Set down the full listing exactly as given. Any pictures are to be left out.
+++
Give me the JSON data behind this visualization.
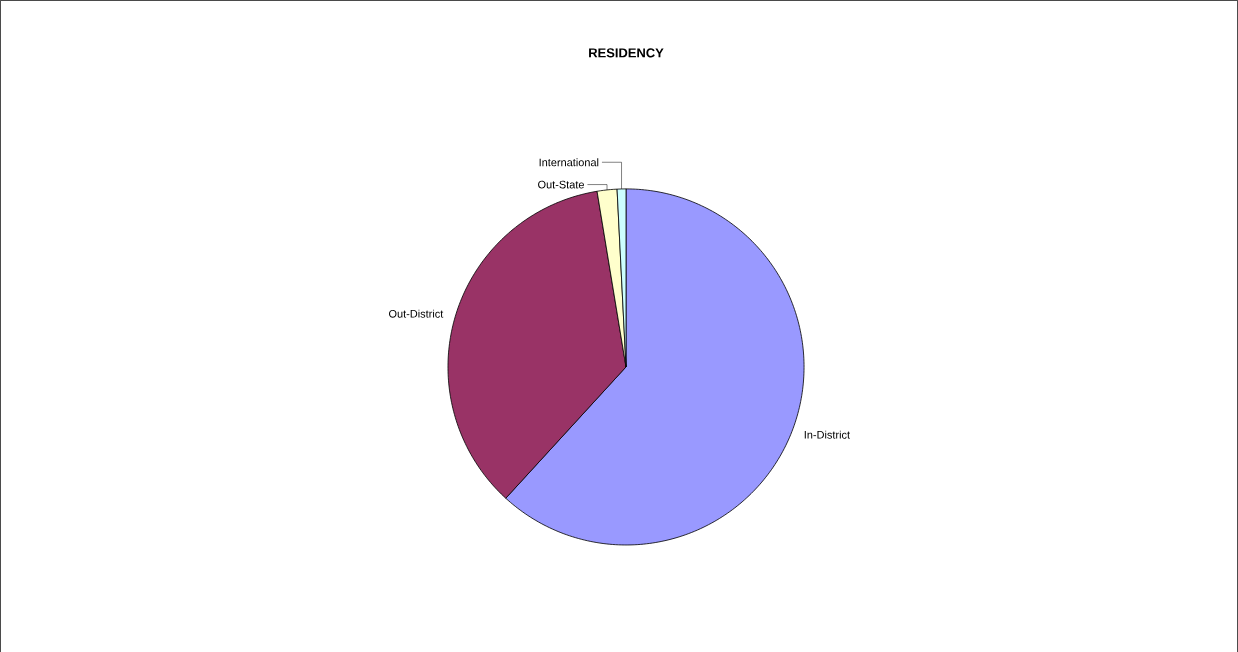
{
  "chart_data": {
    "type": "pie",
    "title": "RESIDENCY",
    "categories": [
      "In-District",
      "Out-District",
      "Out-State",
      "International"
    ],
    "values": [
      61.8,
      35.6,
      1.8,
      0.8
    ],
    "colors": [
      "#9999ff",
      "#993366",
      "#ffffcc",
      "#ccffff"
    ]
  }
}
+++
Written solution:
Give me the JSON data behind this visualization.
{
  "chart_data": {
    "type": "pie",
    "title": "RESIDENCY",
    "categories": [
      "In-District",
      "Out-District",
      "Out-State",
      "International"
    ],
    "values": [
      61.8,
      35.6,
      1.8,
      0.8
    ],
    "colors": [
      "#9999ff",
      "#993366",
      "#ffffcc",
      "#ccffff"
    ]
  }
}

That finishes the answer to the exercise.